| Exercise directions |
Collect each line of the records containing the string "tashxislashda".
Start Dataset
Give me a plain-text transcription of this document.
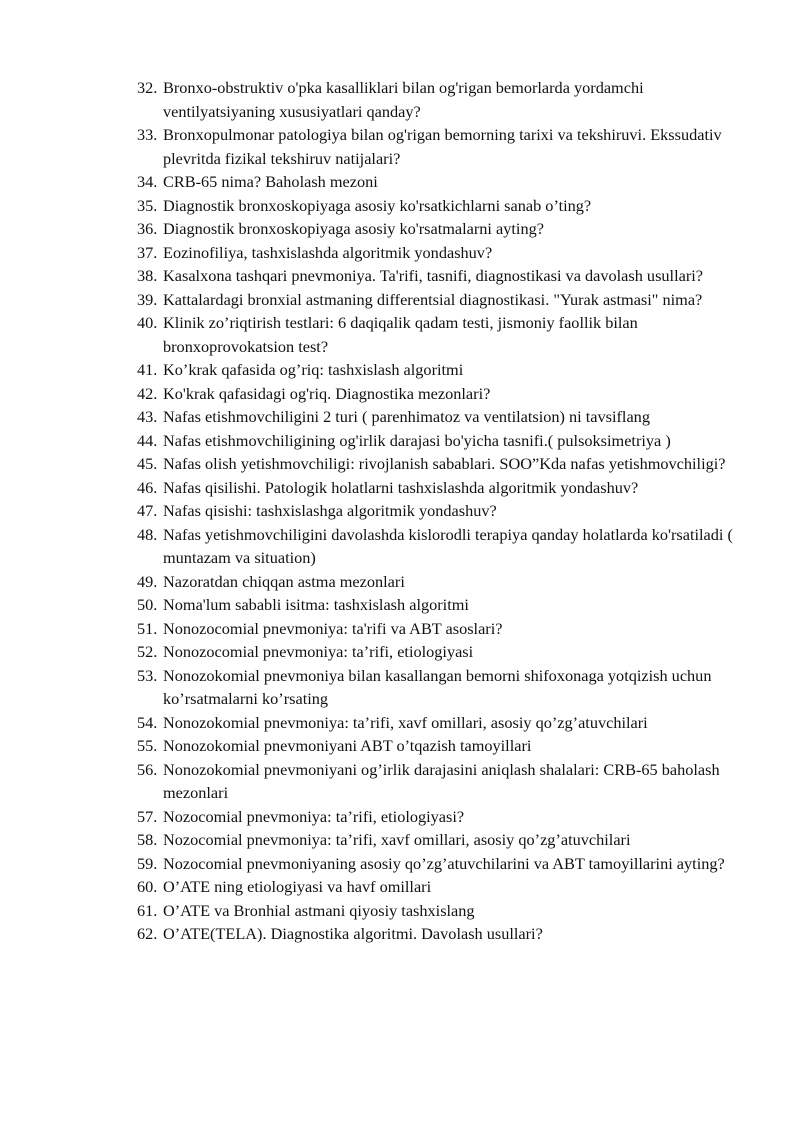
32. Bronxo-obstruktiv o'pka kasalliklari bilan og'rigan bemorlarda yordamchi ventilyatsiyaning xususiyatlari qanday?
33. Bronxopulmonar patologiya bilan og'rigan bemorning tarixi va tekshiruvi. Ekssudativ plevritda fizikal tekshiruv natijalari?
34. CRB-65 nima? Baholash mezoni
35. Diagnostik bronxoskopiyaga asosiy ko'rsatkichlarni sanab o’ting?
36. Diagnostik bronxoskopiyaga asosiy ko'rsatmalarni ayting?
37. Eozinofiliya, tashxislashda algoritmik yondashuv?
38. Kasalxona tashqari pnevmoniya. Ta'rifi, tasnifi, diagnostikasi va davolash usullari?
39. Kattalardagi bronxial astmaning differentsial diagnostikasi. "Yurak astmasi" nima?
40. Klinik zo’riqtirish testlari: 6 daqiqalik qadam testi, jismoniy faollik bilan bronxoprovokatsion test?
41. Ko’krak qafasida og’riq: tashxislash algoritmi
42. Ko'krak qafasidagi og'riq. Diagnostika mezonlari?
43. Nafas etishmovchiligini 2 turi ( parenhimatoz va ventilatsion) ni tavsiflang
44. Nafas etishmovchiligining og'irlik darajasi bo'yicha tasnifi.( pulsoksimetriya )
45. Nafas olish yetishmovchiligi: rivojlanish sabablari. SOO”Kda nafas yetishmovchiligi?
46. Nafas qisilishi. Patologik holatlarni tashxislashda algoritmik yondashuv?
47. Nafas qisishi: tashxislashga algoritmik yondashuv?
48. Nafas yetishmovchiligini davolashda kislorodli terapiya qanday holatlarda ko'rsatiladi ( muntazam va situation)
49. Nazoratdan chiqqan astma mezonlari
50. Noma'lum sababli isitma: tashxislash algoritmi
51. Nonozocomial pnevmoniya: ta'rifi va ABT asoslari?
52. Nonozocomial pnevmoniya: ta’rifi, etiologiyasi
53. Nonozokomial pnevmoniya bilan kasallangan bemorni shifoxonaga yotqizish uchun ko’rsatmalarni ko’rsating
54. Nonozokomial pnevmoniya: ta’rifi, xavf omillari, asosiy qo’zg’atuvchilari
55. Nonozokomial pnevmoniyani ABT o’tqazish tamoyillari
56. Nonozokomial pnevmoniyani og’irlik darajasini aniqlash shalalari: CRB-65 baholash mezonlari
57. Nozocomial pnevmoniya: ta’rifi, etiologiyasi?
58. Nozocomial pnevmoniya: ta’rifi, xavf omillari, asosiy qo’zg’atuvchilari
59. Nozocomial pnevmoniyaning asosiy qo’zg’atuvchilarini va ABT tamoyillarini ayting?
60. O’ATE ning etiologiyasi va havf omillari
61. O’ATE va Bronhial astmani qiyosiy tashxislang
62. O’ATE(TELA). Diagnostika algoritmi. Davolash usullari?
End Dataset
| Response to this task |
37. Eozinofiliya, tashxislashda algoritmik yondashuv?
46. Nafas qisilishi. Patologik holatlarni tashxislashda algoritmik yondashuv?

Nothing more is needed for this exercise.